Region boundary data
====
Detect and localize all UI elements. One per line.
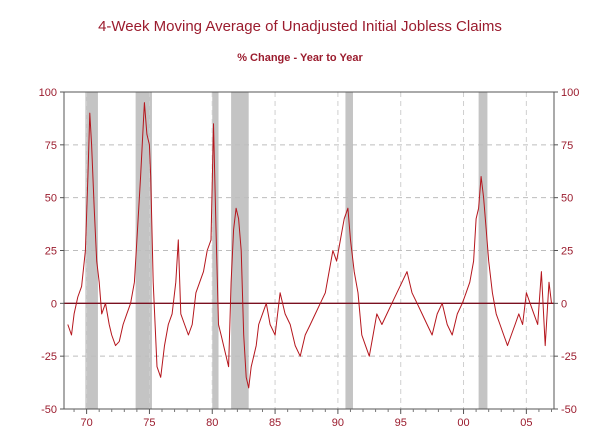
x-tick-label: 90 — [332, 417, 344, 429]
x-tick-label: 05 — [520, 417, 532, 429]
series-line-1 — [67, 102, 552, 389]
y-tick-label-right: 0 — [561, 298, 567, 310]
x-tick-label: 85 — [269, 417, 281, 429]
recession-band-5 — [345, 92, 353, 409]
y-tick-label-left: 50 — [45, 193, 57, 205]
y-tick-label-right: 100 — [561, 87, 579, 99]
y-tick-label-left: -25 — [41, 351, 57, 363]
recession-band-3 — [212, 92, 219, 409]
x-tick-label: 70 — [80, 417, 92, 429]
chart-subtitle: % Change - Year to Year — [237, 52, 363, 64]
series-layer — [67, 102, 552, 389]
y-tick-label-left: 100 — [39, 87, 57, 99]
y-tick-label-right: 25 — [561, 246, 573, 258]
y-tick-label-right: 50 — [561, 193, 573, 205]
y-tick-label-left: 75 — [45, 140, 57, 152]
x-tick-label: 00 — [457, 417, 469, 429]
y-tick-label-left: 25 — [45, 246, 57, 258]
recession-band-6 — [478, 92, 488, 409]
x-tick-label: 75 — [143, 417, 155, 429]
y-tick-label-right: -50 — [561, 404, 577, 416]
y-tick-label-right: -25 — [561, 351, 577, 363]
y-tick-label-right: 75 — [561, 140, 573, 152]
x-tick-label: 80 — [206, 417, 218, 429]
y-tick-label-left: 0 — [51, 298, 57, 310]
grid-layer — [64, 92, 554, 409]
x-tick-label: 95 — [395, 417, 407, 429]
recession-shading-layer — [85, 92, 488, 409]
y-tick-label-left: -50 — [41, 404, 57, 416]
recession-band-2 — [135, 92, 152, 409]
chart-title: 4-Week Moving Average of Unadjusted Init… — [98, 18, 502, 35]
====
> [WHAT TO PRODUCE]:
Copy out the lines exactly, everything from the line containing "x-tick-label: 90 — [332, 417, 344, 429]" down to the line containing "y-tick-label-left: 100 — [39, 87, 57, 99]", both included.

> [ANSWER TO THIS TASK]:
x-tick-label: 90 — [332, 417, 344, 429]
x-tick-label: 05 — [520, 417, 532, 429]
series-line-1 — [67, 102, 552, 389]
y-tick-label-right: 0 — [561, 298, 567, 310]
x-tick-label: 85 — [269, 417, 281, 429]
recession-band-5 — [345, 92, 353, 409]
y-tick-label-left: 50 — [45, 193, 57, 205]
y-tick-label-right: 100 — [561, 87, 579, 99]
y-tick-label-left: -25 — [41, 351, 57, 363]
recession-band-3 — [212, 92, 219, 409]
x-tick-label: 70 — [80, 417, 92, 429]
chart-subtitle: % Change - Year to Year — [237, 52, 363, 64]
series-layer — [67, 102, 552, 389]
y-tick-label-left: 100 — [39, 87, 57, 99]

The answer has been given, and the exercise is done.